• [Task to carry out]: Word for word, set down the entries below.

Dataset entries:
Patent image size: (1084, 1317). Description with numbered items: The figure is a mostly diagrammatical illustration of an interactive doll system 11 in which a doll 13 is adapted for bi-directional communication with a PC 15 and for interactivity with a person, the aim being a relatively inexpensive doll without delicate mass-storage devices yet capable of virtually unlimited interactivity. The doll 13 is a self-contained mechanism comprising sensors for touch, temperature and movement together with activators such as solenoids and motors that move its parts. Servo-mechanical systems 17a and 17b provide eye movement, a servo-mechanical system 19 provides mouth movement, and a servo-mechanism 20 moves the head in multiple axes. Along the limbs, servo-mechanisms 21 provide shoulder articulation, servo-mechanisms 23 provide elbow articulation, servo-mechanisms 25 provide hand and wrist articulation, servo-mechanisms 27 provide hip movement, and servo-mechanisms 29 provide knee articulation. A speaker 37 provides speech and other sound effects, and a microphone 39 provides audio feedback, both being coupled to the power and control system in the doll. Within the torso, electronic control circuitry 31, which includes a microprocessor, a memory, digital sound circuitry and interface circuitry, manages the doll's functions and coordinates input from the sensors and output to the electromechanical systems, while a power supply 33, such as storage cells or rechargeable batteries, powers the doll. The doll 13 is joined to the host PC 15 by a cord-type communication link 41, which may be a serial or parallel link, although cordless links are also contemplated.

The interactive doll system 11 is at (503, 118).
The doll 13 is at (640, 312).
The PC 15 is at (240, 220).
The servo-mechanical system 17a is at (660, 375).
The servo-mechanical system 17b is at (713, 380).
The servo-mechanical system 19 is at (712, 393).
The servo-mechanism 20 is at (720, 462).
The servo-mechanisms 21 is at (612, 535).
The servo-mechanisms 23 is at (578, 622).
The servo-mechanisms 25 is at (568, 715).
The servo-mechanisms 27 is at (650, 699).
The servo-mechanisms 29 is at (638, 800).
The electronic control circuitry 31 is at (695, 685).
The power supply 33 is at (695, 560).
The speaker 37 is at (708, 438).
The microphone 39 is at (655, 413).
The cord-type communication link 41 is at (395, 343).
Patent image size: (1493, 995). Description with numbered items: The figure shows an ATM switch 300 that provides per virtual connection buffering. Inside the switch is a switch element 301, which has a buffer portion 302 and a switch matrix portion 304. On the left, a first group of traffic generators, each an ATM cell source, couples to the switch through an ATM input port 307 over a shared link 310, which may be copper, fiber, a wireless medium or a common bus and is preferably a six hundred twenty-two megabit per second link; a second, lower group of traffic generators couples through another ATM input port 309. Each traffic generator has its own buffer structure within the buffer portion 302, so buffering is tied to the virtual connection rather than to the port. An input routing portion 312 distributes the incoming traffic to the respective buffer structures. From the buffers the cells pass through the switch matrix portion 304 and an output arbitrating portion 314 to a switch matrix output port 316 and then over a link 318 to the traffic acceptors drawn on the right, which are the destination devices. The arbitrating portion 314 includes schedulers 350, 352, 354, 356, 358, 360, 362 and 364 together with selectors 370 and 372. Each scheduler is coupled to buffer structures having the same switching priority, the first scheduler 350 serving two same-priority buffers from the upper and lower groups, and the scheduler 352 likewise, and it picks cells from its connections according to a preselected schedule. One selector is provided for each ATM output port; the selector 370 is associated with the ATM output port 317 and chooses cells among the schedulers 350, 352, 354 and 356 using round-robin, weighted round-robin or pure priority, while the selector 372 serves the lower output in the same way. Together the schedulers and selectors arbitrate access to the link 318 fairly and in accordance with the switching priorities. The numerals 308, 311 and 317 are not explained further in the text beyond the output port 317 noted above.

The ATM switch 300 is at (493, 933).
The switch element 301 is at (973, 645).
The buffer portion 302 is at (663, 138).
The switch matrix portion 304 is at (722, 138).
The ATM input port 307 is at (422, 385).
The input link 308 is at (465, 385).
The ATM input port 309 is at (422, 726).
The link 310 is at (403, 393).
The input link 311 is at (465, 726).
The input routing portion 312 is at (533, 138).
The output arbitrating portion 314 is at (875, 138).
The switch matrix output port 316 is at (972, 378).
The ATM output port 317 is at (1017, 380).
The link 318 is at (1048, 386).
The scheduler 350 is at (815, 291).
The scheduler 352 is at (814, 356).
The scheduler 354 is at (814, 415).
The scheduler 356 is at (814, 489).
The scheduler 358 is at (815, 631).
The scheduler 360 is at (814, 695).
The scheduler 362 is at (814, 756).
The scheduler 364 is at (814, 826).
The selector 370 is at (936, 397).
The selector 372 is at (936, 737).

• [Response]:
Patent image size: (1084, 1317). Description with numbered items: The figure is a mostly diagrammatical illustration of an interactive doll system 11 in which a doll 13 is adapted for bi-directional communication with a PC 15 and for interactivity with a person, the aim being a relatively inexpensive doll without delicate mass-storage devices yet capable of virtually unlimited interactivity. The doll 13 is a self-contained mechanism comprising sensors for touch, temperature and movement together with activators such as solenoids and motors that move its parts. Servo-mechanical systems 17a and 17b provide eye movement, a servo-mechanical system 19 provides mouth movement, and a servo-mechanism 20 moves the head in multiple axes. Along the limbs, servo-mechanisms 21 provide shoulder articulation, servo-mechanisms 23 provide elbow articulation, servo-mechanisms 25 provide hand and wrist articulation, servo-mechanisms 27 provide hip movement, and servo-mechanisms 29 provide knee articulation. A speaker 37 provides speech and other sound effects, and a microphone 39 provides audio feedback, both being coupled to the power and control system in the doll. Within the torso, electronic control circuitry 31, which includes a microprocessor, a memory, digital sound circuitry and interface circuitry, manages the doll's functions and coordinates input from the sensors and output to the electromechanical systems, while a power supply 33, such as storage cells or rechargeable batteries, powers the doll. The doll 13 is joined to the host PC 15 by a cord-type communication link 41, which may be a serial or parallel link, although cordless links are also contemplated.

The interactive doll system 11 is at (503, 118).
The doll 13 is at (640, 312).
The PC 15 is at (240, 220).
The servo-mechanical system 17a is at (660, 375).
The servo-mechanical system 17b is at (713, 380).
The servo-mechanical system 19 is at (712, 393).
The servo-mechanism 20 is at (720, 462).
The servo-mechanisms 21 is at (612, 535).
The servo-mechanisms 23 is at (578, 622).
The servo-mechanisms 25 is at (568, 715).
The servo-mechanisms 27 is at (650, 699).
The servo-mechanisms 29 is at (638, 800).
The electronic control circuitry 31 is at (695, 685).
The power supply 33 is at (695, 560).
The speaker 37 is at (708, 438).
The microphone 39 is at (655, 413).
The cord-type communication link 41 is at (395, 343).
Patent image size: (1493, 995). Description with numbered items: The figure shows an ATM switch 300 that provides per virtual connection buffering. Inside the switch is a switch element 301, which has a buffer portion 302 and a switch matrix portion 304. On the left, a first group of traffic generators, each an ATM cell source, couples to the switch through an ATM input port 307 over a shared link 310, which may be copper, fiber, a wireless medium or a common bus and is preferably a six hundred twenty-two megabit per second link; a second, lower group of traffic generators couples through another ATM input port 309. Each traffic generator has its own buffer structure within the buffer portion 302, so buffering is tied to the virtual connection rather than to the port. An input routing portion 312 distributes the incoming traffic to the respective buffer structures. From the buffers the cells pass through the switch matrix portion 304 and an output arbitrating portion 314 to a switch matrix output port 316 and then over a link 318 to the traffic acceptors drawn on the right, which are the destination devices. The arbitrating portion 314 includes schedulers 350, 352, 354, 356, 358, 360, 362 and 364 together with selectors 370 and 372. Each scheduler is coupled to buffer structures having the same switching priority, the first scheduler 350 serving two same-priority buffers from the upper and lower groups, and the scheduler 352 likewise, and it picks cells from its connections according to a preselected schedule. One selector is provided for each ATM output port; the selector 370 is associated with the ATM output port 317 and chooses cells among the schedulers 350, 352, 354 and 356 using round-robin, weighted round-robin or pure priority, while the selector 372 serves the lower output in the same way. Together the schedulers and selectors arbitrate access to the link 318 fairly and in accordance with the switching priorities. The numerals 308, 311 and 317 are not explained further in the text beyond the output port 317 noted above.

The ATM switch 300 is at (493, 933).
The switch element 301 is at (973, 645).
The buffer portion 302 is at (663, 138).
The switch matrix portion 304 is at (722, 138).
The ATM input port 307 is at (422, 385).
The input link 308 is at (465, 385).
The ATM input port 309 is at (422, 726).
The link 310 is at (403, 393).
The input link 311 is at (465, 726).
The input routing portion 312 is at (533, 138).
The output arbitrating portion 314 is at (875, 138).
The switch matrix output port 316 is at (972, 378).
The ATM output port 317 is at (1017, 380).
The link 318 is at (1048, 386).
The scheduler 350 is at (815, 291).
The scheduler 352 is at (814, 356).
The scheduler 354 is at (814, 415).
The scheduler 356 is at (814, 489).
The scheduler 358 is at (815, 631).
The scheduler 360 is at (814, 695).
The scheduler 362 is at (814, 756).
The scheduler 364 is at (814, 826).
The selector 370 is at (936, 397).
The selector 372 is at (936, 737).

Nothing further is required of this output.